**Your task:** Wherever the word "Ctrl" appears in the entries, copy the whole line.

**Data rows:**
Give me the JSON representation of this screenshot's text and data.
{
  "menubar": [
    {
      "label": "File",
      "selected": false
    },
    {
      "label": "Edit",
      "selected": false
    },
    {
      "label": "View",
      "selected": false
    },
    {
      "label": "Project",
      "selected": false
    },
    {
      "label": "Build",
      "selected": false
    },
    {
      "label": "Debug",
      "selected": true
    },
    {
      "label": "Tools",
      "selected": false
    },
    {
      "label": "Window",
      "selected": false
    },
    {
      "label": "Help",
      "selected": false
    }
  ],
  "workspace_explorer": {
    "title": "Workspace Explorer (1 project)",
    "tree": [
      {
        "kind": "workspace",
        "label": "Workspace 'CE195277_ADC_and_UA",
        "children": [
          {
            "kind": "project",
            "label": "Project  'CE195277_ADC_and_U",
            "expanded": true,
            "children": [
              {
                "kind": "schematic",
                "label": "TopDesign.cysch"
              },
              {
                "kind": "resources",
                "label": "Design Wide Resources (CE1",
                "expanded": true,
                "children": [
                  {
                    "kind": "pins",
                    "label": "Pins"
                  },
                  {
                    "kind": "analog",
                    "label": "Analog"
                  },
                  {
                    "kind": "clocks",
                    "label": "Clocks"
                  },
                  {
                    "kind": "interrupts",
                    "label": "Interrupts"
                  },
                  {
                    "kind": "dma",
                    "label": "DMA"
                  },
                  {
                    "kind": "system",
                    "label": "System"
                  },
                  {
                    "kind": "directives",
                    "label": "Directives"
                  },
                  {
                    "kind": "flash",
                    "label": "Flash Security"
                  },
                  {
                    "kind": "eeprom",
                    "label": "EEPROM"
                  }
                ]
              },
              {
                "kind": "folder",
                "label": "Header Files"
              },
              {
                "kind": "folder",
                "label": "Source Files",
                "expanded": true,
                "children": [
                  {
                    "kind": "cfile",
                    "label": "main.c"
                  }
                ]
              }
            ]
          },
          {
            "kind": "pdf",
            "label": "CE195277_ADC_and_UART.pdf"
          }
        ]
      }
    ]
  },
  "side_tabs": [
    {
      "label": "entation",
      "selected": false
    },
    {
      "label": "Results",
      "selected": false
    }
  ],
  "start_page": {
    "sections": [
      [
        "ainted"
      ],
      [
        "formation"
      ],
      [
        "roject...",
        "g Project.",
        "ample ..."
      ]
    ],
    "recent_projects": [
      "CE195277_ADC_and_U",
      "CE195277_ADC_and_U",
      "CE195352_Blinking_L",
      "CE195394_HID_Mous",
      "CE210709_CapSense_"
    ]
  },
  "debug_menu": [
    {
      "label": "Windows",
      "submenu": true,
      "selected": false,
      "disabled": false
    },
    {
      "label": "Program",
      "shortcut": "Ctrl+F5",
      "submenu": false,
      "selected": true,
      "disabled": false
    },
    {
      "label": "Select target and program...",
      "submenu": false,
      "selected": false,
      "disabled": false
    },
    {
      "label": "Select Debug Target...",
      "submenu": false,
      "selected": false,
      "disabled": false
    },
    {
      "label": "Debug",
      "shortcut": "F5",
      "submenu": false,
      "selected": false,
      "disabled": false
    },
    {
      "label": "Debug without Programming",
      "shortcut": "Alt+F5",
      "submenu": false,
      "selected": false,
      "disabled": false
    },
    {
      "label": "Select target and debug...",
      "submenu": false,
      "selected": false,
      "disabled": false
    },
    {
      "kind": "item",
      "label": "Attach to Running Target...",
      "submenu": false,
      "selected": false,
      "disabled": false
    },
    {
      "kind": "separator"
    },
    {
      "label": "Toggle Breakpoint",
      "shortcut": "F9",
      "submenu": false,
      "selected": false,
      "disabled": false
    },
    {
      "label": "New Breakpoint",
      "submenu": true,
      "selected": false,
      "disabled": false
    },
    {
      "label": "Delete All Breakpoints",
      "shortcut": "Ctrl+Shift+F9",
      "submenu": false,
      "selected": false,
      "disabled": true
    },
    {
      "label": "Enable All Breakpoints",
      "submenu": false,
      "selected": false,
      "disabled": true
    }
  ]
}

...

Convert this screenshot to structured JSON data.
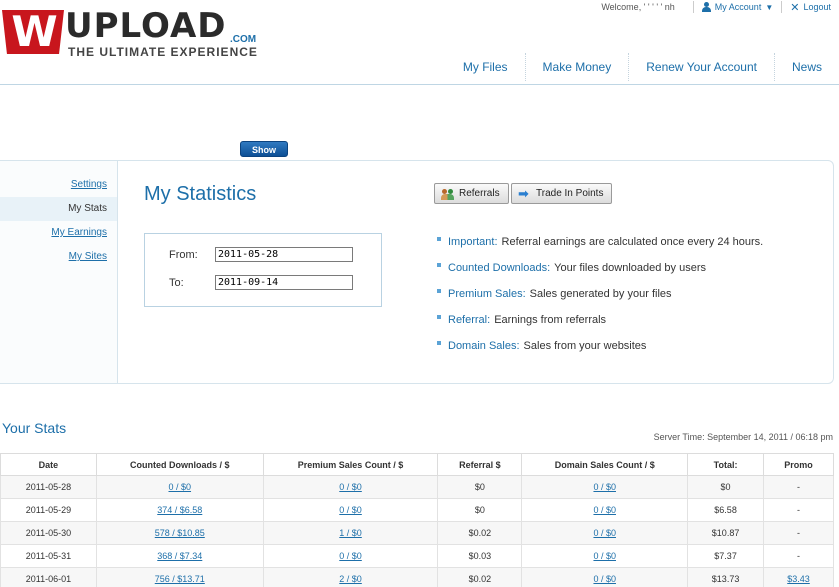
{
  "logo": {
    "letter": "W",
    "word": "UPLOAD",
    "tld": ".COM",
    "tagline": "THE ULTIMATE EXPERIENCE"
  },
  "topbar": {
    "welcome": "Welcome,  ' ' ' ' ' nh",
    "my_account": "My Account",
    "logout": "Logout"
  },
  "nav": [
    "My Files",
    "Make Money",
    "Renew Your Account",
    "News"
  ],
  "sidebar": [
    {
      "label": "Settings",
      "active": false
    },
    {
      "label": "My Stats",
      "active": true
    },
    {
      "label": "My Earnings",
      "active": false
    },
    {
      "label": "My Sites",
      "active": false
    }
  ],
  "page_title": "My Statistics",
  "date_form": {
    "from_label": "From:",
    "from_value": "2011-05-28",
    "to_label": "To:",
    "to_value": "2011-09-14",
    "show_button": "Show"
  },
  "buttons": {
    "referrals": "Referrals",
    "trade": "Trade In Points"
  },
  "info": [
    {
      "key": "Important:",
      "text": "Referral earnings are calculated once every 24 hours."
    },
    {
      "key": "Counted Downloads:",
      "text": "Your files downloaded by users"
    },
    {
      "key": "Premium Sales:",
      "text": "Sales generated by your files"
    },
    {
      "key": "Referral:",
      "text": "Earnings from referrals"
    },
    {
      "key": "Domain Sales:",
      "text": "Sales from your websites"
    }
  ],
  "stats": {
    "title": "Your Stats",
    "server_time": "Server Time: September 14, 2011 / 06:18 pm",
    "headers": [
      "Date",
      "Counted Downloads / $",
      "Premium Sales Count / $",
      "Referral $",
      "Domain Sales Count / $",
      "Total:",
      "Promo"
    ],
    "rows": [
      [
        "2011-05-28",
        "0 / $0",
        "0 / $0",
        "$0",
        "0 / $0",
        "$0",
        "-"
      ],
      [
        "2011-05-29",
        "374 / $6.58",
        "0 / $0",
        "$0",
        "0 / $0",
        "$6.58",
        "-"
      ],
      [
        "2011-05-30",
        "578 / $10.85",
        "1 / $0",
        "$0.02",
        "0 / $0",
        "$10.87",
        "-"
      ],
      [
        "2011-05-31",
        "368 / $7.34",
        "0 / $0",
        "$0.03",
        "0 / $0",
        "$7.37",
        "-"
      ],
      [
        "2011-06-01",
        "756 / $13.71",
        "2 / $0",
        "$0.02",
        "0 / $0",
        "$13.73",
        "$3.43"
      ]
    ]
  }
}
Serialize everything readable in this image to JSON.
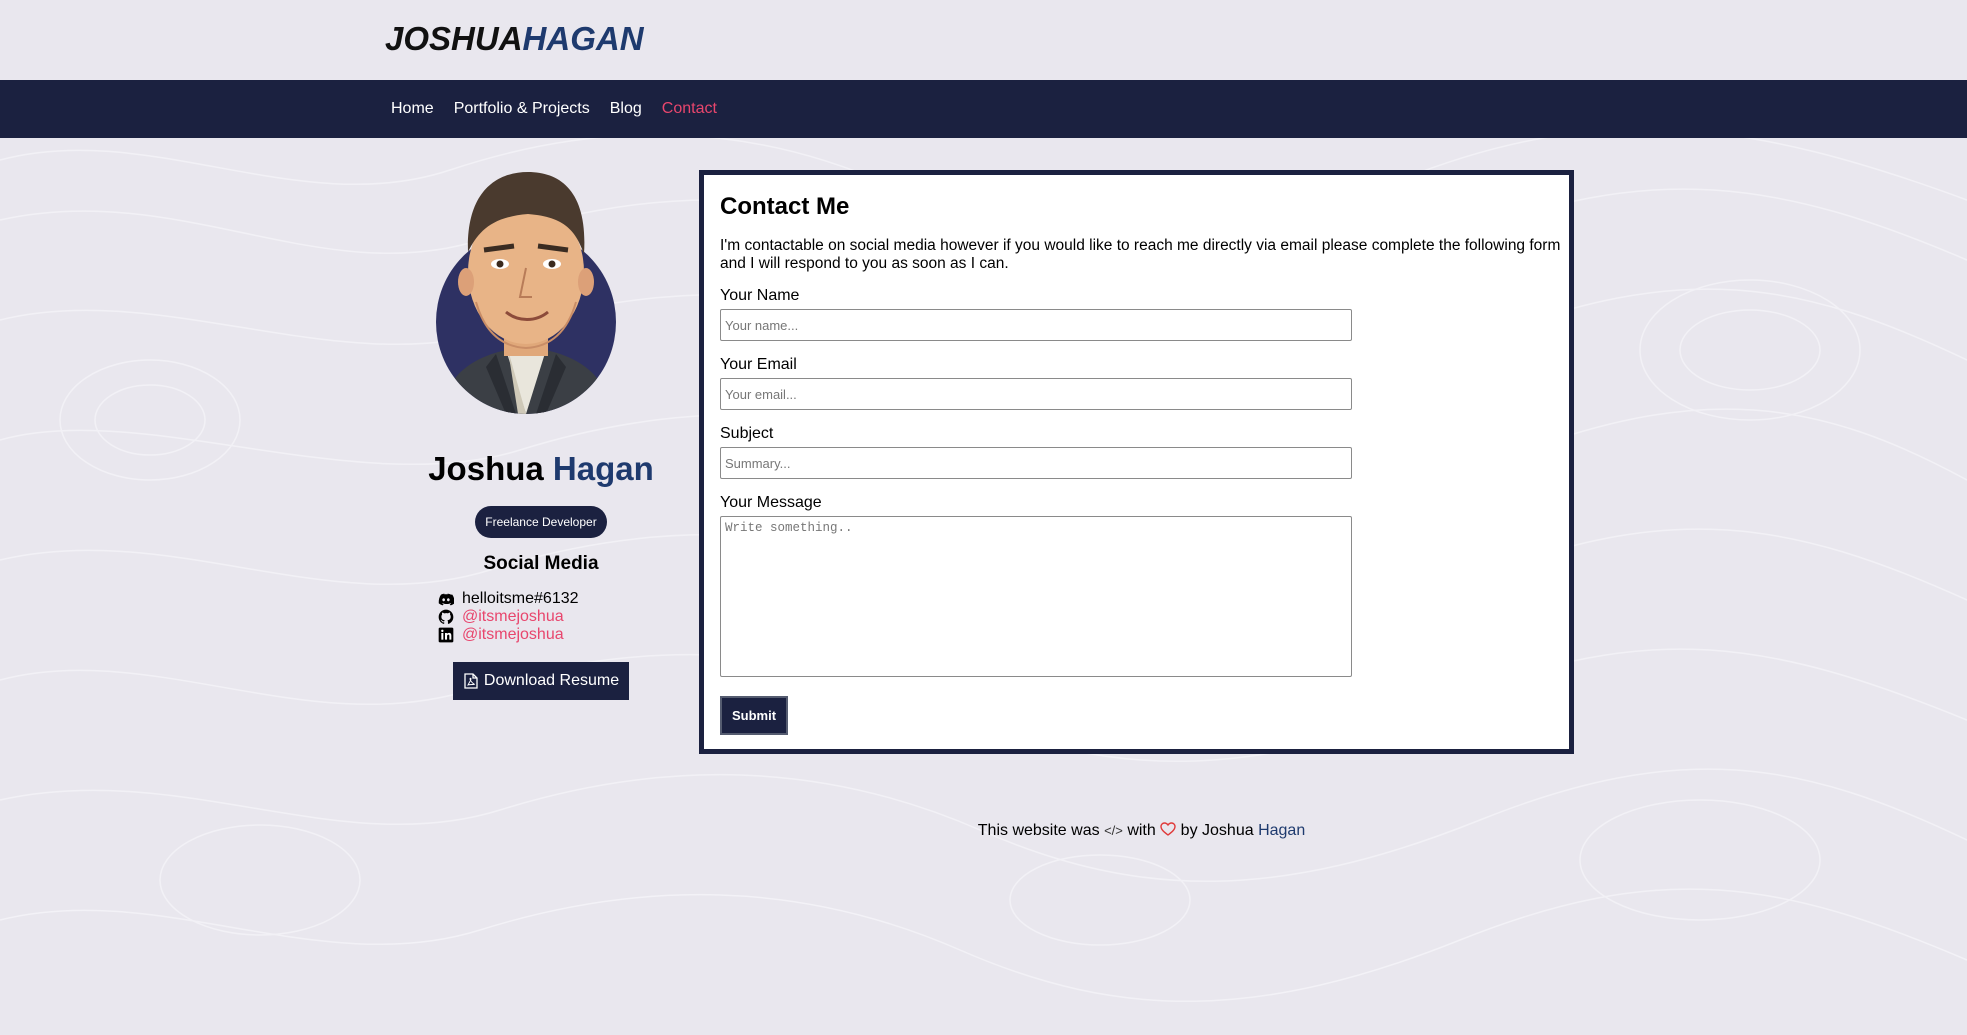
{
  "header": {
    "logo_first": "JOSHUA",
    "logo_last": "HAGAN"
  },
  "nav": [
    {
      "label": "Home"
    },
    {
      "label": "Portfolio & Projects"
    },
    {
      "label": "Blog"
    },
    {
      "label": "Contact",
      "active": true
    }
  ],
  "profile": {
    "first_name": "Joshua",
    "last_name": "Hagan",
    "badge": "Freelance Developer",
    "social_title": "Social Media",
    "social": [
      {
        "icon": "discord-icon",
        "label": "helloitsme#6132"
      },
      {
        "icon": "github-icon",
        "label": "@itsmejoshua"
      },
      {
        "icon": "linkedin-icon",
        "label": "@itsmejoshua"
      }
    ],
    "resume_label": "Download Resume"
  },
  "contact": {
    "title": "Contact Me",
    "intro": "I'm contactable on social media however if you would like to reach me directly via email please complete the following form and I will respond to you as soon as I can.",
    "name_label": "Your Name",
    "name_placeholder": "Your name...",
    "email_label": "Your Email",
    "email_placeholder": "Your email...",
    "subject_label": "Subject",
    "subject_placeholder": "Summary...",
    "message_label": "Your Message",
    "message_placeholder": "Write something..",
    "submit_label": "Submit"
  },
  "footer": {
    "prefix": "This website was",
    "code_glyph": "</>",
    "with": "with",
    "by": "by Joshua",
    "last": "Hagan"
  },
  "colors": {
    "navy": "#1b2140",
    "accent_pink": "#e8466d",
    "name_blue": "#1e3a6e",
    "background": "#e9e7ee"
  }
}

...

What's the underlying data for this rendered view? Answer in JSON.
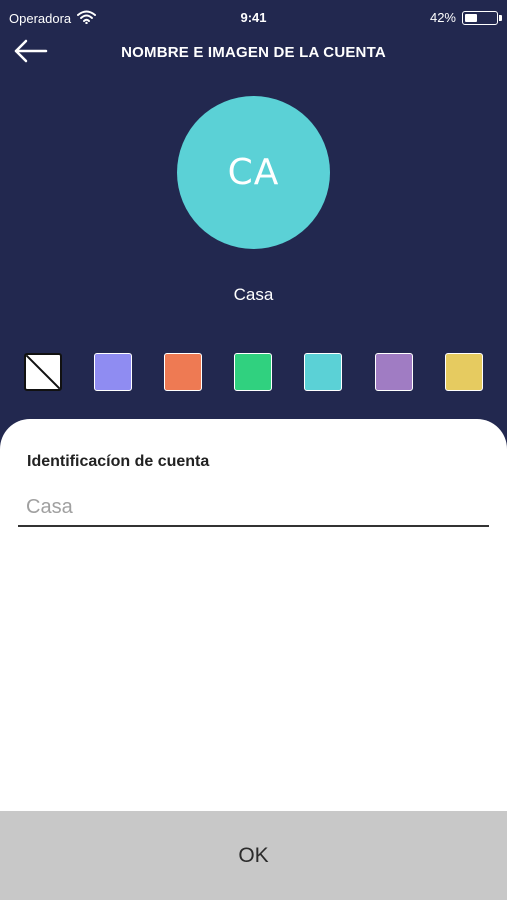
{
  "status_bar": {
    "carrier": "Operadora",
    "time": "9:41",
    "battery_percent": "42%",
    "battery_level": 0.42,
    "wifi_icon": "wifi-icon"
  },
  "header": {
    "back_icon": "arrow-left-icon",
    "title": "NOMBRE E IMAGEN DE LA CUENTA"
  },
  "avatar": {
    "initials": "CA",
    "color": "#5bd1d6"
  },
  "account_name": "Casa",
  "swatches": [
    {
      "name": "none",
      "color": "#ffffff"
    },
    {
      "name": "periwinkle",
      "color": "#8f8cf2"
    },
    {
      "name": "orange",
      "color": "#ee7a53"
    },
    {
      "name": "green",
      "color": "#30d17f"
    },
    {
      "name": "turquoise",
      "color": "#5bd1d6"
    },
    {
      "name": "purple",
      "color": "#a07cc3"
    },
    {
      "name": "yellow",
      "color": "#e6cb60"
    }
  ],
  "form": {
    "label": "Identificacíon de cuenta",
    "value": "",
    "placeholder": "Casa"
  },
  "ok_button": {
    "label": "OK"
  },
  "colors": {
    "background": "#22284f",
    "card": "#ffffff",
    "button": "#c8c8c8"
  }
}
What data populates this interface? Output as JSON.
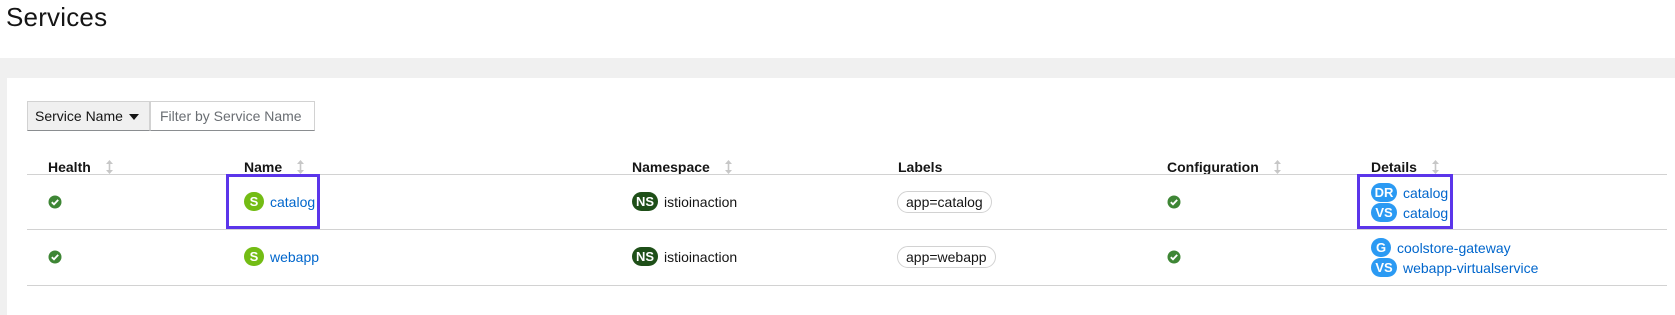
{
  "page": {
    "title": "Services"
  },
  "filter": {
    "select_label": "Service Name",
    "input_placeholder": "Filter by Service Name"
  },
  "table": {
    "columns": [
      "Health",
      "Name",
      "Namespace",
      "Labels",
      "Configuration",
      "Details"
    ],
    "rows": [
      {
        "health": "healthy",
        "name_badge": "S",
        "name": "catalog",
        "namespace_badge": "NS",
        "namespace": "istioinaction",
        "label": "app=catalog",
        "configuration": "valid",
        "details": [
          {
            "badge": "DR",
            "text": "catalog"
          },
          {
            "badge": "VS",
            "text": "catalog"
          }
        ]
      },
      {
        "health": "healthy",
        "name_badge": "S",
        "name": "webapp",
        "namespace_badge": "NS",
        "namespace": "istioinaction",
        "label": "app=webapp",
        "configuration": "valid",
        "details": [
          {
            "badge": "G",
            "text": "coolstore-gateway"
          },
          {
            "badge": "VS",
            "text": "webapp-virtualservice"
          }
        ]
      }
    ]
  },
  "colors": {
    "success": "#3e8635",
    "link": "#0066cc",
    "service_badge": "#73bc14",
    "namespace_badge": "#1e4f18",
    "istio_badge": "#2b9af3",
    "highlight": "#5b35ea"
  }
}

**Solution for this problem:**
      "shortcut": "Ctrl+F5",
      "shortcut": "Ctrl+Shift+F9",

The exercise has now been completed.